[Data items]
= = =

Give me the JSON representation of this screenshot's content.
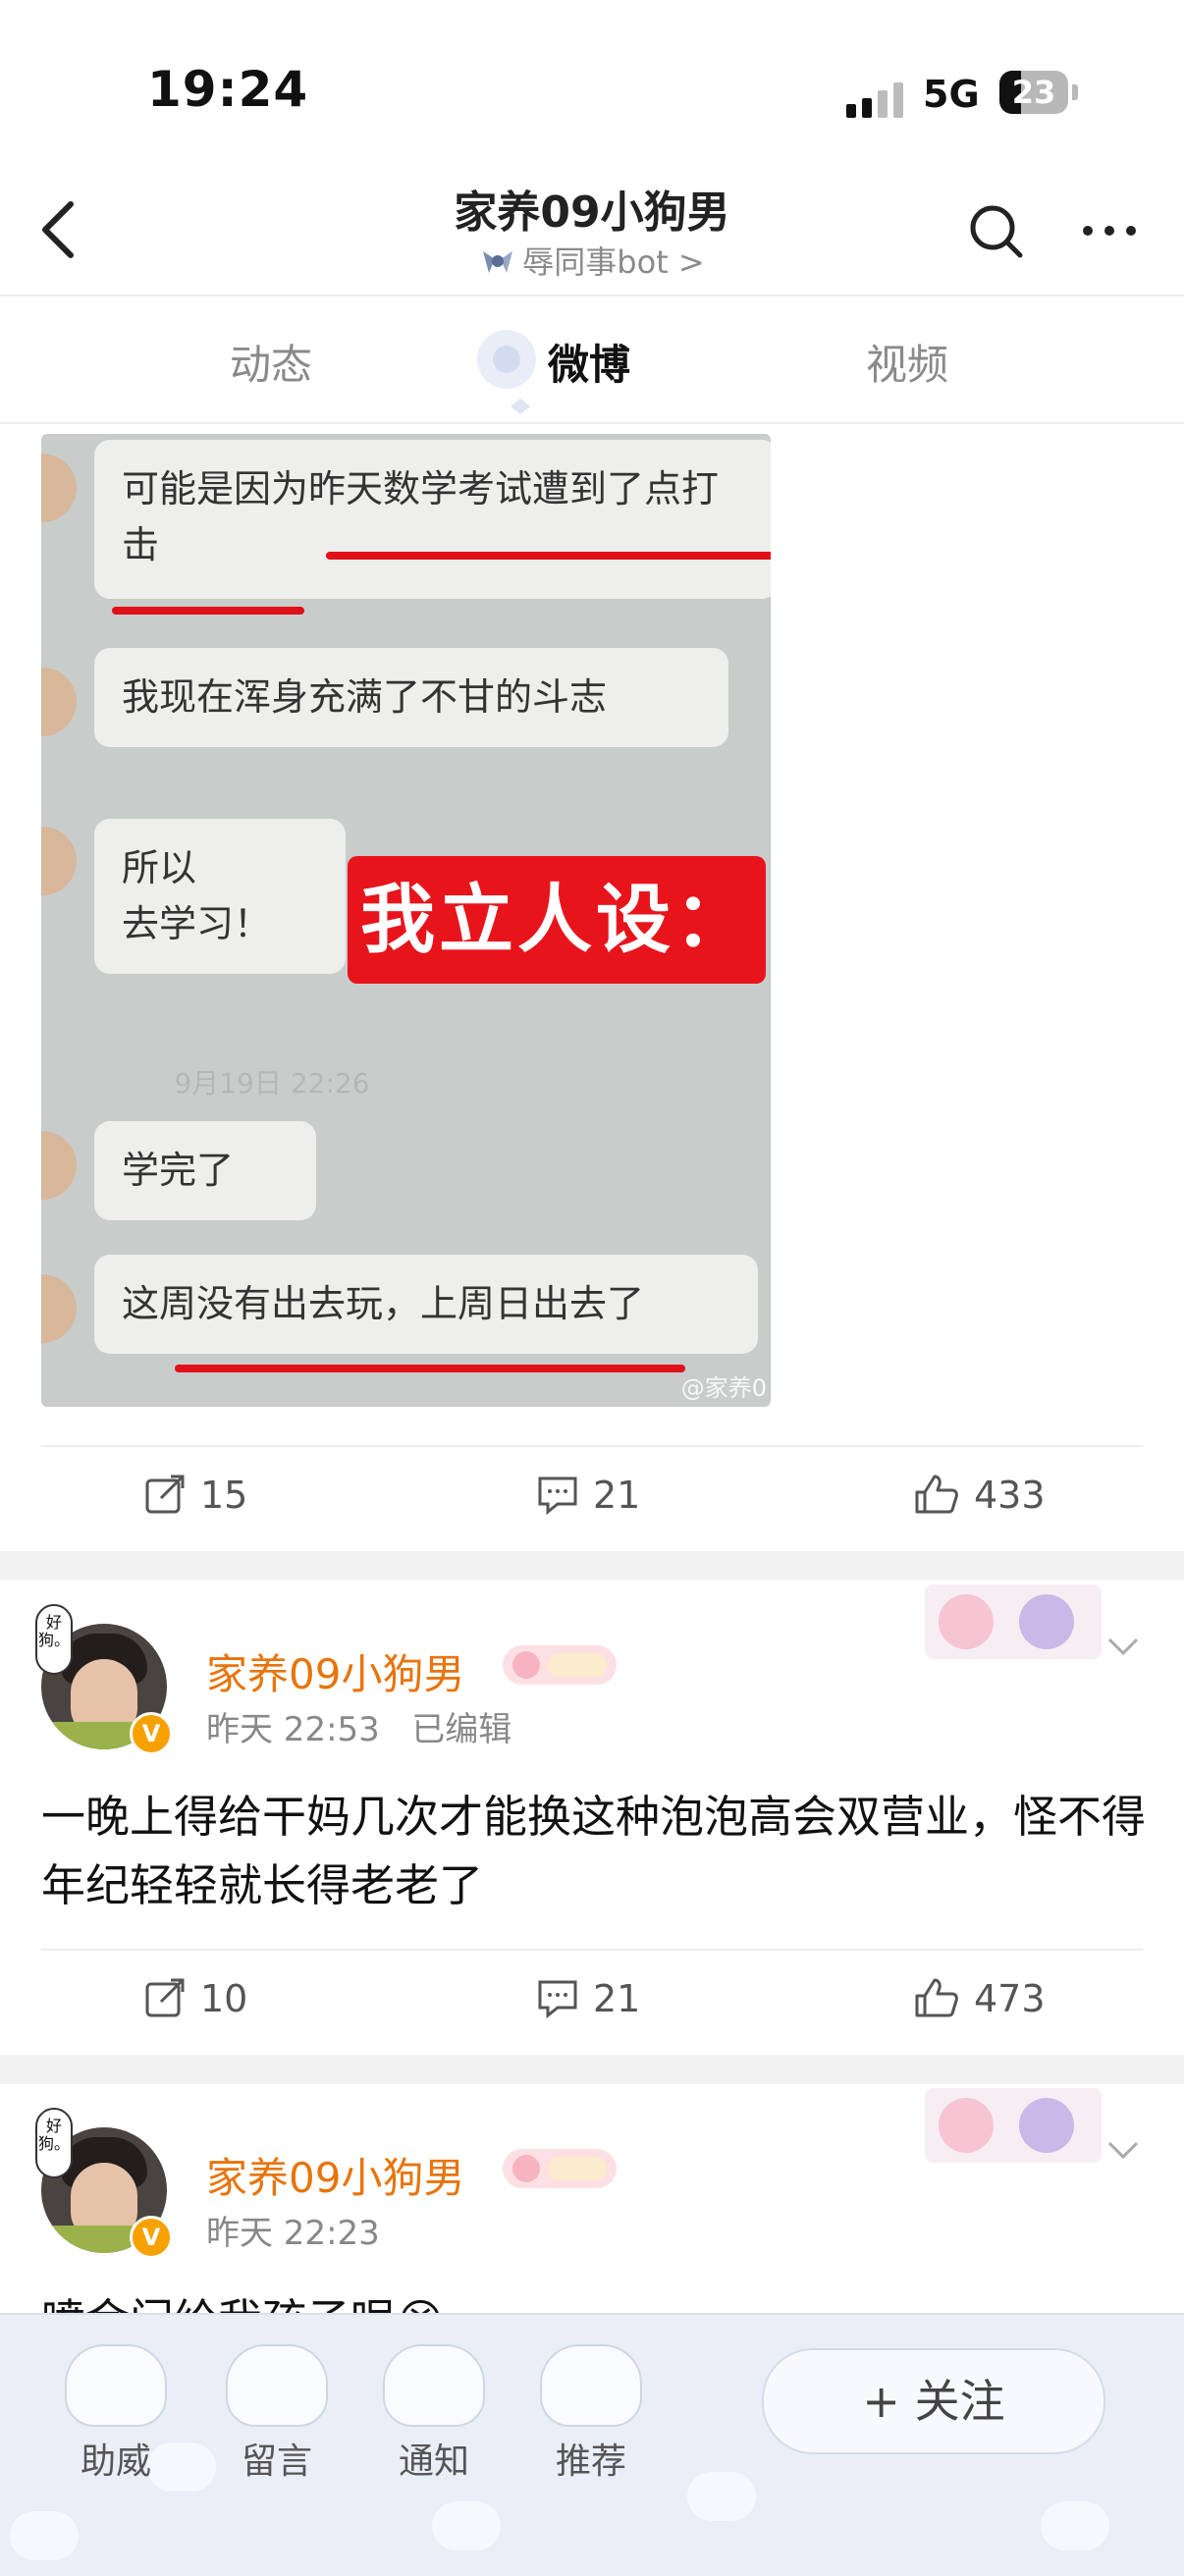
{
  "status_bar": {
    "time": "19:24",
    "network": "5G",
    "battery": "23"
  },
  "header": {
    "title": "家养09小狗男",
    "subtitle": "辱同事bot >"
  },
  "tabs": [
    {
      "label": "动态"
    },
    {
      "label": "微博"
    },
    {
      "label": "视频"
    }
  ],
  "post_image": {
    "bubbles": [
      "可能是因为昨天数学考试遭到了点打击",
      "我现在浑身充满了不甘的斗志",
      "所以\n去学习！",
      "学完了",
      "这周没有出去玩，上周日出去了"
    ],
    "overlay_tag": "我立人设：",
    "chat_time": "9月19日 22:26",
    "watermark": "@家养0"
  },
  "post1_actions": {
    "reposts": "15",
    "comments": "21",
    "likes": "433"
  },
  "posts": [
    {
      "avatar_tag": "好狗。",
      "author": "家养09小狗男",
      "time": "昨天 22:53",
      "edited": "已编辑",
      "text": "一晚上得给干妈几次才能换这种泡泡高会双营业，怪不得年纪轻轻就长得老老了",
      "reposts": "10",
      "comments": "21",
      "likes": "473"
    },
    {
      "avatar_tag": "好狗。",
      "author": "家养09小狗男",
      "time": "昨天 22:23",
      "text": "喷金门给我孩子呢😭"
    }
  ],
  "bottom_bar": {
    "items": [
      {
        "label": "助威"
      },
      {
        "label": "留言"
      },
      {
        "label": "通知"
      },
      {
        "label": "推荐"
      }
    ],
    "follow": "+ 关注"
  },
  "colors": {
    "accent": "#e8740c",
    "red": "#e8141c",
    "verify": "#f7a100"
  }
}
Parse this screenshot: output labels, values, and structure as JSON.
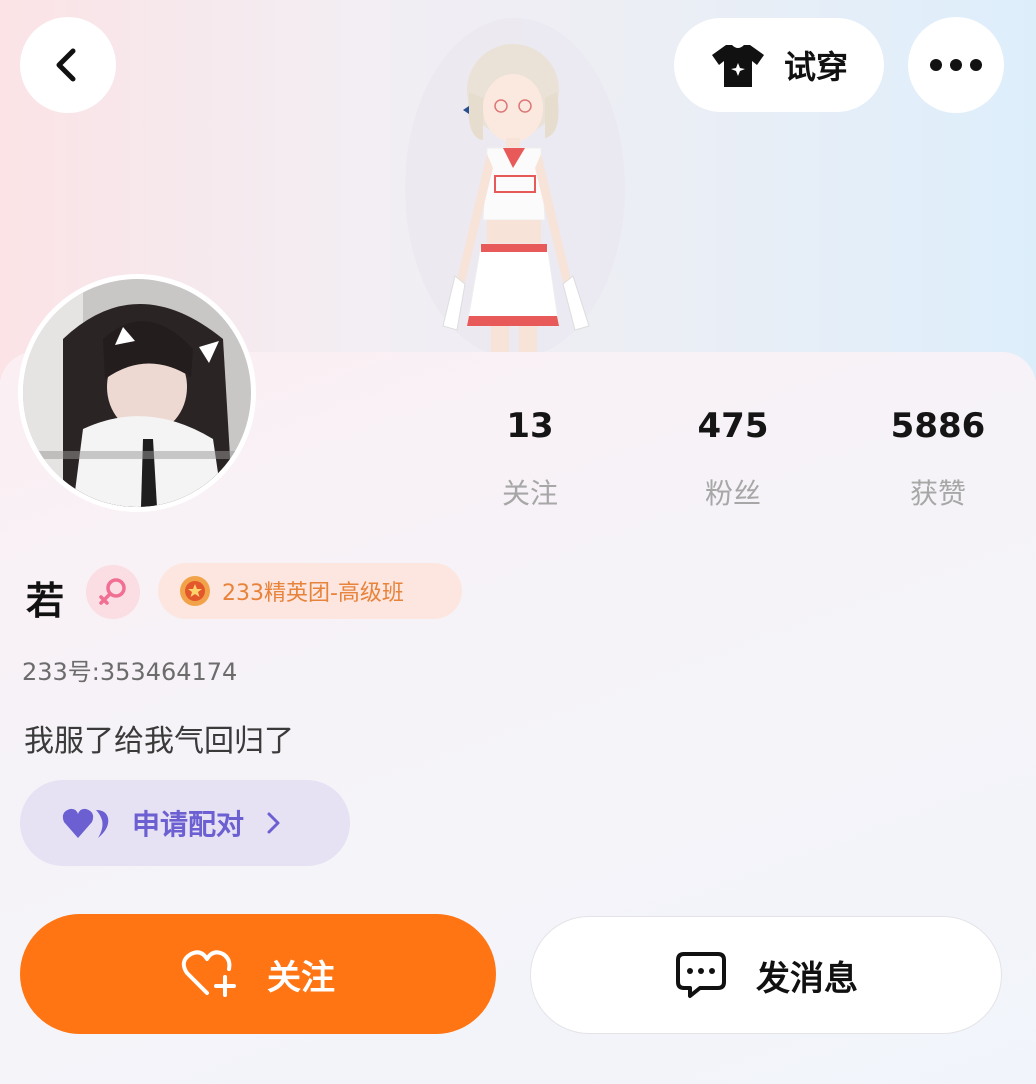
{
  "header": {
    "back_icon": "chevron-left-icon",
    "try_on_label": "试穿",
    "try_on_icon": "tshirt-icon",
    "more_icon": "more-dots-icon"
  },
  "profile": {
    "name": "若",
    "gender_icon": "female-icon",
    "badge_icon": "medal-icon",
    "badge_text": "233精英团-高级班",
    "uid": "233号:353464174",
    "bio": "我服了给我气回归了"
  },
  "stats": [
    {
      "value": "13",
      "label": "关注"
    },
    {
      "value": "475",
      "label": "粉丝"
    },
    {
      "value": "5886",
      "label": "获赞"
    }
  ],
  "pair": {
    "label": "申请配对",
    "icon": "hearts-icon",
    "chevron": "chevron-right-icon"
  },
  "actions": {
    "follow_label": "关注",
    "follow_icon": "heart-plus-icon",
    "message_label": "发消息",
    "message_icon": "chat-bubble-icon"
  },
  "colors": {
    "accent_orange": "#ff7514",
    "pair_purple": "#6b5fd2",
    "badge_orange": "#e8833b",
    "gender_pink": "#f06f92"
  }
}
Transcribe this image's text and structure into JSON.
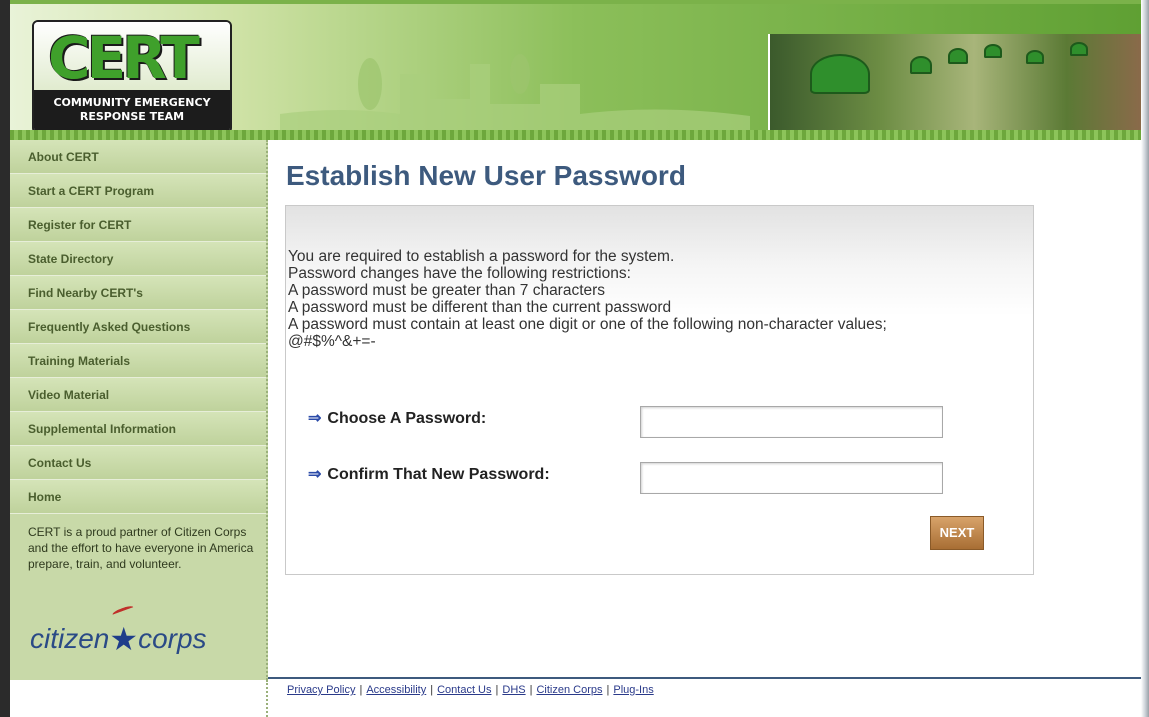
{
  "header": {
    "logo": {
      "text": "CERT",
      "subtitle_line1": "COMMUNITY EMERGENCY",
      "subtitle_line2": "RESPONSE TEAM"
    },
    "colors": {
      "green": "#5fa033",
      "pale_green": "#cfe2a6"
    }
  },
  "sidebar": {
    "items": [
      {
        "label": "About CERT"
      },
      {
        "label": "Start a CERT Program"
      },
      {
        "label": "Register for CERT"
      },
      {
        "label": "State Directory"
      },
      {
        "label": "Find Nearby CERT's"
      },
      {
        "label": "Frequently Asked Questions"
      },
      {
        "label": "Training Materials"
      },
      {
        "label": "Video Material"
      },
      {
        "label": "Supplemental Information"
      },
      {
        "label": "Contact Us"
      },
      {
        "label": "Home"
      }
    ],
    "partner_text": "CERT is a proud partner of Citizen Corps and the effort to have everyone in America prepare, train, and volunteer.",
    "partner_logo": {
      "word1": "citizen",
      "word2": "corps",
      "icon": "star-icon"
    }
  },
  "main": {
    "title": "Establish New User Password",
    "message_lines": [
      "You are required to establish a password for the system.",
      "Password changes have the following restrictions:",
      "A password must be greater than 7 characters",
      "A password must be different than the current password",
      "A password must contain at least one digit or one of the following non-character values;",
      "@#$%^&+=-"
    ],
    "fields": {
      "choose_label": "Choose A Password:",
      "choose_value": "",
      "confirm_label": "Confirm That New Password:",
      "confirm_value": ""
    },
    "next_button": "NEXT",
    "colors": {
      "title": "#3d5a7e",
      "button": "#b57a3e"
    }
  },
  "footer": {
    "links": [
      {
        "label": "Privacy Policy"
      },
      {
        "label": "Accessibility"
      },
      {
        "label": "Contact Us"
      },
      {
        "label": "DHS"
      },
      {
        "label": "Citizen Corps"
      },
      {
        "label": "Plug-Ins"
      }
    ],
    "separator": "|"
  }
}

= = =

**Direction**
Extract all lines that hold the word "structure".

**Worked answer**
Parse this screenshot: output labels, values, and structure as JSON.
Transcribe this image's text and structure into JSON.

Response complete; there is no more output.